### Work instructions
From the entries below, copy every line that holds the word "this".

• • • • •

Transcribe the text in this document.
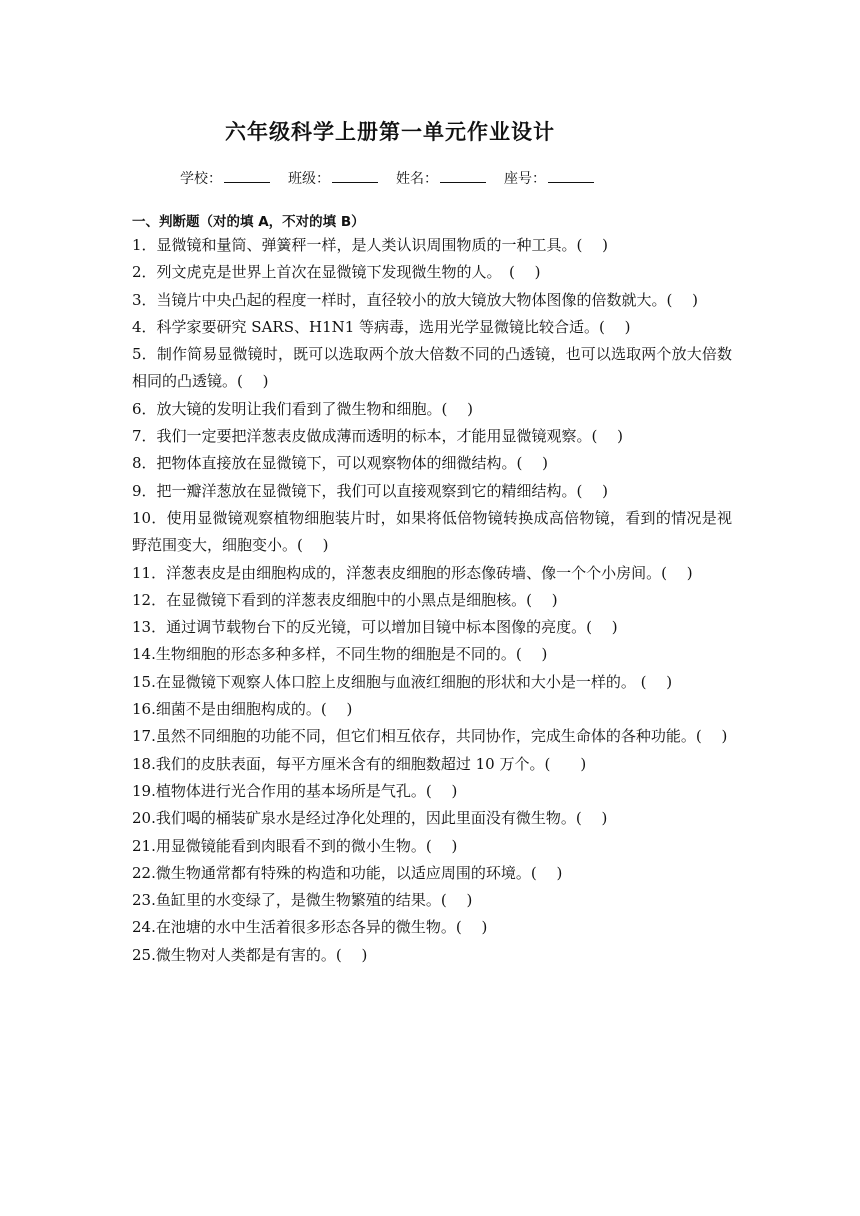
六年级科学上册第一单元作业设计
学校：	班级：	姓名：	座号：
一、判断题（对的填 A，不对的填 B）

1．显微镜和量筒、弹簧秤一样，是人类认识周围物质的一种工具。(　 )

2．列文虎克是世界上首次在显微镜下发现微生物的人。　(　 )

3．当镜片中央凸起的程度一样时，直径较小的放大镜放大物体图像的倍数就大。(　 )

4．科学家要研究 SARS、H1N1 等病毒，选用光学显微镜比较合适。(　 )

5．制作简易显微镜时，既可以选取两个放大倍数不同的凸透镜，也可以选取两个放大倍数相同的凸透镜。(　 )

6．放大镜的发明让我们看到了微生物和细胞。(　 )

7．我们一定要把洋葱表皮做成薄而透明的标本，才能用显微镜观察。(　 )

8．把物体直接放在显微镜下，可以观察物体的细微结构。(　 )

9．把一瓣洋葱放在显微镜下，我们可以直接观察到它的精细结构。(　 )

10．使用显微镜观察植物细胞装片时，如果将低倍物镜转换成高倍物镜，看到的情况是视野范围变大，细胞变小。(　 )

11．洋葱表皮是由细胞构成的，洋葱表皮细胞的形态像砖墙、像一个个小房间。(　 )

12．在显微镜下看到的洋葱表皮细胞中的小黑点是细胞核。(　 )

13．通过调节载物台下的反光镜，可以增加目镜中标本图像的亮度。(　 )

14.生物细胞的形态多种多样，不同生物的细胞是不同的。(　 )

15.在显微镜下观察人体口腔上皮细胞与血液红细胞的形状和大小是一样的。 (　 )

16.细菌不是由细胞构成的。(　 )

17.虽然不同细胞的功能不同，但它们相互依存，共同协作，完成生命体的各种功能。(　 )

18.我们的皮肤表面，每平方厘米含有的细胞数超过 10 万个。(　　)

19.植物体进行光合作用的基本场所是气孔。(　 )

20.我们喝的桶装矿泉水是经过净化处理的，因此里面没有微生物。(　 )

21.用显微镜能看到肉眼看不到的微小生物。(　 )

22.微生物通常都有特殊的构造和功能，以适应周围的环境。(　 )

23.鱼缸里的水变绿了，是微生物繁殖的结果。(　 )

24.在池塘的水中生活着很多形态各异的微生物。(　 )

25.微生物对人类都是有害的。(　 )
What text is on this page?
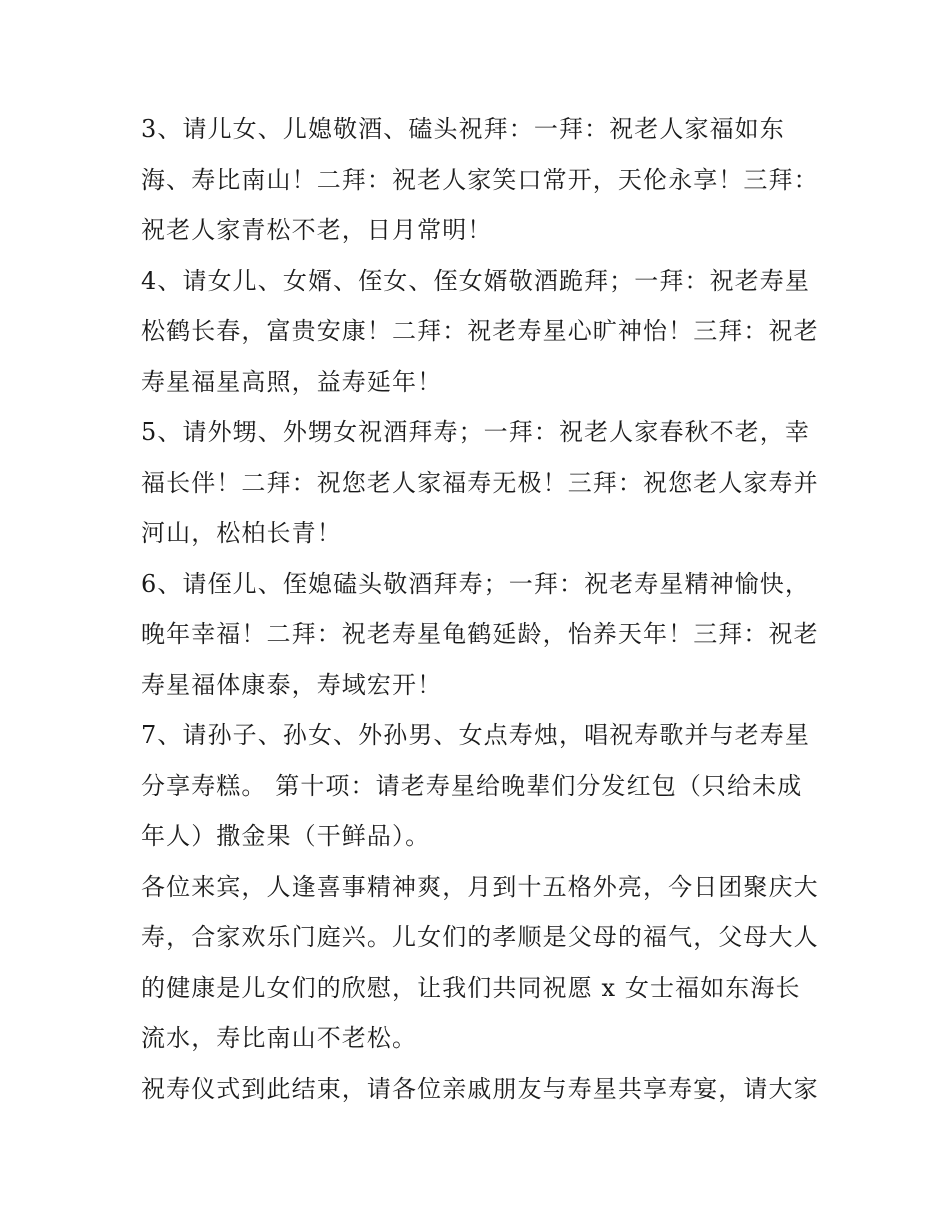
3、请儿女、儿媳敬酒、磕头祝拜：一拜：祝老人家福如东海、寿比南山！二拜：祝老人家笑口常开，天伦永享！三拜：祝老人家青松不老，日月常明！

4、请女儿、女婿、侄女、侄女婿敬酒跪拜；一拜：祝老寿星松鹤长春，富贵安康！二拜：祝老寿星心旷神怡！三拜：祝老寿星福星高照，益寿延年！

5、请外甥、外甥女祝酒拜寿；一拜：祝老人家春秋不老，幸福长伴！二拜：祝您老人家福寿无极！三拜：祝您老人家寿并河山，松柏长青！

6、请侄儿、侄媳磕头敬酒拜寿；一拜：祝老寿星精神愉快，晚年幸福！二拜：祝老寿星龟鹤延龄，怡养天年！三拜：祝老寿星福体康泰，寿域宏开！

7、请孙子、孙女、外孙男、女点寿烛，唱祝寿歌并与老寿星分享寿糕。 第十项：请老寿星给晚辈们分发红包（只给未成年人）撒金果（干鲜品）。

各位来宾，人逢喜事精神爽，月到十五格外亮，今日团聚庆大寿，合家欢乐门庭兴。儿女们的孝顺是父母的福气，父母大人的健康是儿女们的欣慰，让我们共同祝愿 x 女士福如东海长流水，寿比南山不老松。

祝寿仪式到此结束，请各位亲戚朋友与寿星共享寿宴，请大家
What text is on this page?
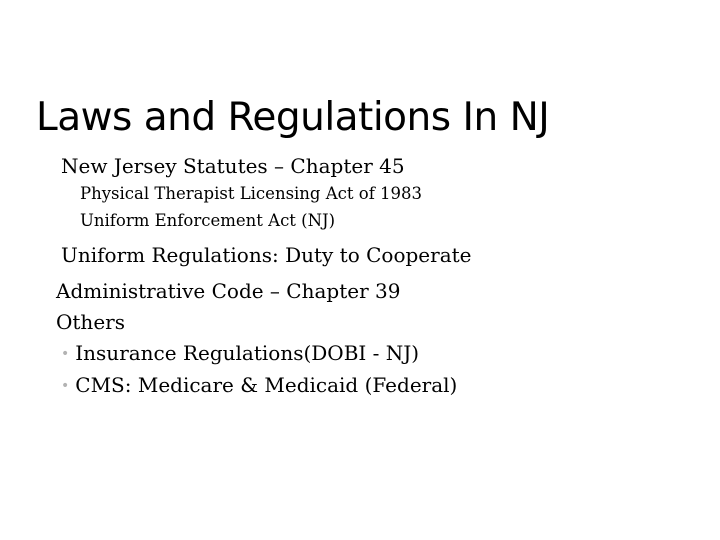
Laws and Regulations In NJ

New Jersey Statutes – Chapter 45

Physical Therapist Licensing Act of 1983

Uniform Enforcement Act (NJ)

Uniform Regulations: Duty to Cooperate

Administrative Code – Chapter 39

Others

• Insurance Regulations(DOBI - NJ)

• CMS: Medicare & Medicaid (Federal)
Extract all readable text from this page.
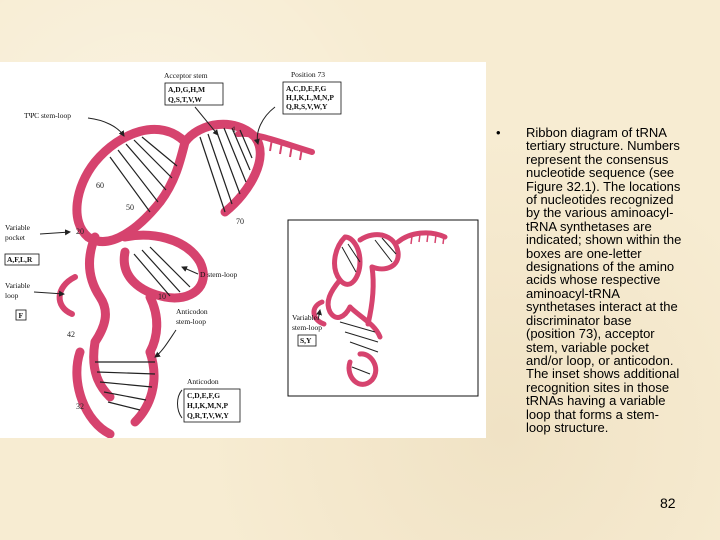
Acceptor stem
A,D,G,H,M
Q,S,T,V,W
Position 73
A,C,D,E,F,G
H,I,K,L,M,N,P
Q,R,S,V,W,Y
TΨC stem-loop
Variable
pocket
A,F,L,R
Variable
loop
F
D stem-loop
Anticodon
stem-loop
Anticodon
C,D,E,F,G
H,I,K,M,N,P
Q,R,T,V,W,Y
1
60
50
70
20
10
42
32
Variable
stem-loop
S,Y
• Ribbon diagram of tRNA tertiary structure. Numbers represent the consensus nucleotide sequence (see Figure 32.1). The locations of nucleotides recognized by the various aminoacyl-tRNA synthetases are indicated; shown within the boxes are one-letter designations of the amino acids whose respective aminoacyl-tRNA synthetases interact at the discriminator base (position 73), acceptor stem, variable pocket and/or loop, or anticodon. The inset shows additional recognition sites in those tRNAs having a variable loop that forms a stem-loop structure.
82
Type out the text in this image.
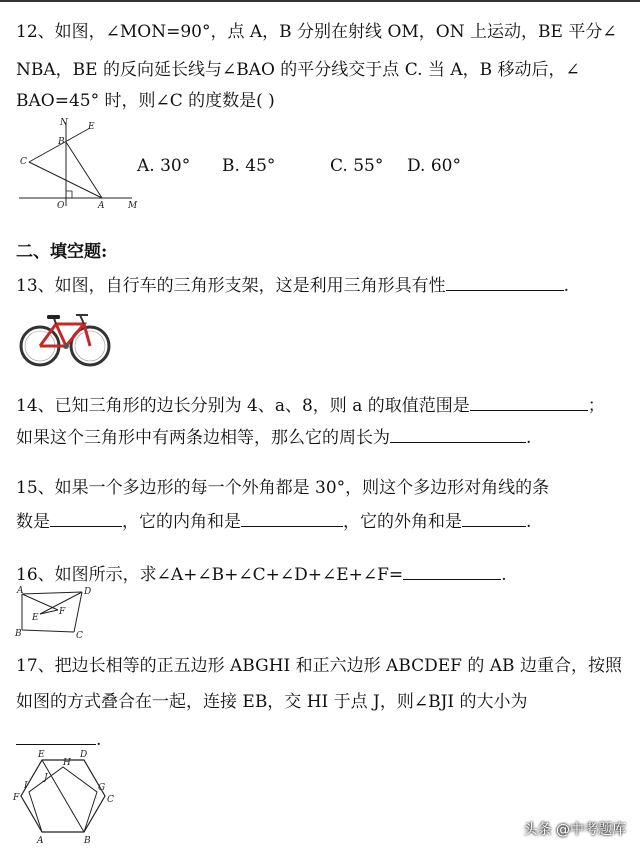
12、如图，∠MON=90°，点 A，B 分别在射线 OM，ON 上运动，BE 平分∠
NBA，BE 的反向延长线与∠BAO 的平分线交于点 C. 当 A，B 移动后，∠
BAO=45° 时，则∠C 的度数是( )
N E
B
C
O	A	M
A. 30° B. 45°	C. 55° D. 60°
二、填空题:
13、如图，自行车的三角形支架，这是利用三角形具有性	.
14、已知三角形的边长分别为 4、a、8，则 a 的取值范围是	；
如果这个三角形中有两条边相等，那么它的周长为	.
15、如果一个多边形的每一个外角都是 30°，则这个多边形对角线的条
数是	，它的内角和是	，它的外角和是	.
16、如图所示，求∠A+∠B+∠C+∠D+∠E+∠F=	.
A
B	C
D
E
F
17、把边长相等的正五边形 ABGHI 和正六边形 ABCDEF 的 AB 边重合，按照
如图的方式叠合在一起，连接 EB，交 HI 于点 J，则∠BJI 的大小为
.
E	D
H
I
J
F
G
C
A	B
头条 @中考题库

• • • • •

### The result
Transcribe the text in this document.
What text is on this page?
What text is on this page?
Extract all readable text from this page.
Type out the text in this image.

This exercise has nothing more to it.